Directive
Retype the data that follows line by line, exactly, and leave its pictures out.

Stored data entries
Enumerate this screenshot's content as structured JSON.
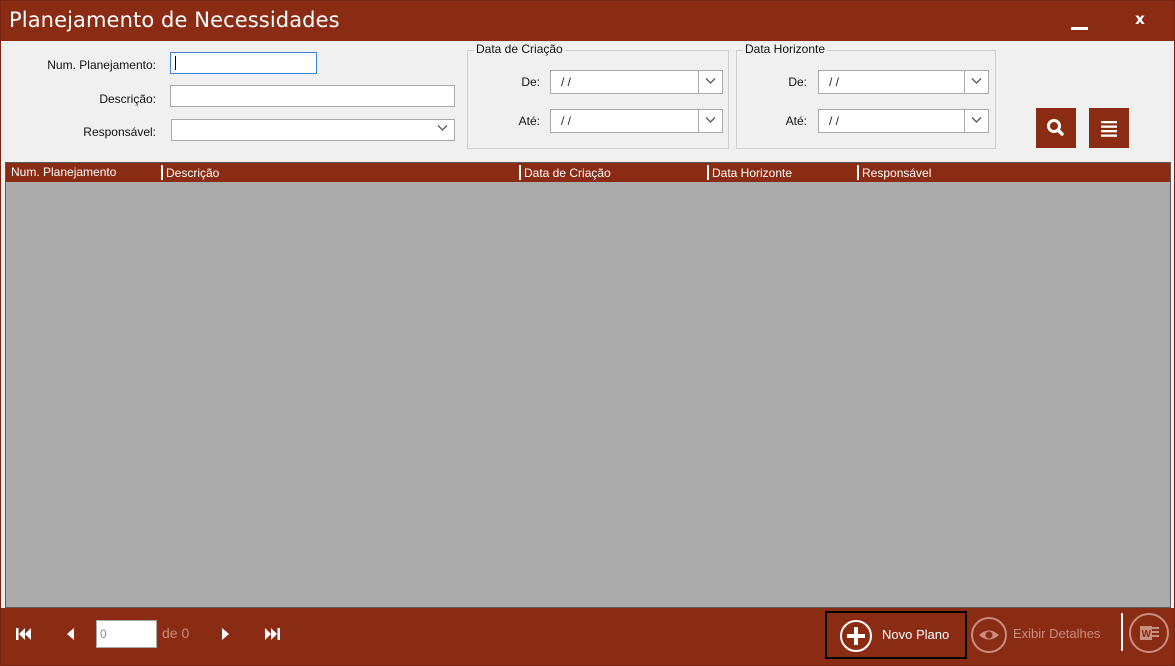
{
  "window": {
    "title": "Planejamento de Necessidades",
    "minimize_label": "—",
    "close_label": "x"
  },
  "filters": {
    "num_planejamento_label": "Num. Planejamento:",
    "num_planejamento_value": "",
    "descricao_label": "Descrição:",
    "descricao_value": "",
    "responsavel_label": "Responsável:",
    "responsavel_value": "",
    "data_criacao": {
      "title": "Data de Criação",
      "de_label": "De:",
      "de_value": "/ /",
      "ate_label": "Até:",
      "ate_value": "/ /"
    },
    "data_horizonte": {
      "title": "Data Horizonte",
      "de_label": "De:",
      "de_value": "/ /",
      "ate_label": "Até:",
      "ate_value": "/ /"
    },
    "search_icon": "search-icon",
    "list_icon": "menu-list-icon"
  },
  "grid": {
    "columns": [
      "Num. Planejamento",
      "Descrição",
      "Data de Criação",
      "Data Horizonte",
      "Responsável"
    ],
    "rows": []
  },
  "footer": {
    "page_value": "0",
    "page_of": "de 0",
    "novo_plano": "Novo Plano",
    "exibir_detalhes": "Exibir Detalhes"
  },
  "colors": {
    "brand": "#8a2b13",
    "grid_bg": "#ababab",
    "focus_border": "#3c7fd6"
  }
}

Written solution
Enumerate this screenshot's content as structured JSON.
{
  "window": {
    "title": "Planejamento de Necessidades",
    "minimize_label": "—",
    "close_label": "x"
  },
  "filters": {
    "num_planejamento_label": "Num. Planejamento:",
    "num_planejamento_value": "",
    "descricao_label": "Descrição:",
    "descricao_value": "",
    "responsavel_label": "Responsável:",
    "responsavel_value": "",
    "data_criacao": {
      "title": "Data de Criação",
      "de_label": "De:",
      "de_value": "/ /",
      "ate_label": "Até:",
      "ate_value": "/ /"
    },
    "data_horizonte": {
      "title": "Data Horizonte",
      "de_label": "De:",
      "de_value": "/ /",
      "ate_label": "Até:",
      "ate_value": "/ /"
    },
    "search_icon": "search-icon",
    "list_icon": "menu-list-icon"
  },
  "grid": {
    "columns": [
      "Num. Planejamento",
      "Descrição",
      "Data de Criação",
      "Data Horizonte",
      "Responsável"
    ],
    "rows": []
  },
  "footer": {
    "page_value": "0",
    "page_of": "de 0",
    "novo_plano": "Novo Plano",
    "exibir_detalhes": "Exibir Detalhes"
  },
  "colors": {
    "brand": "#8a2b13",
    "grid_bg": "#ababab",
    "focus_border": "#3c7fd6"
  }
}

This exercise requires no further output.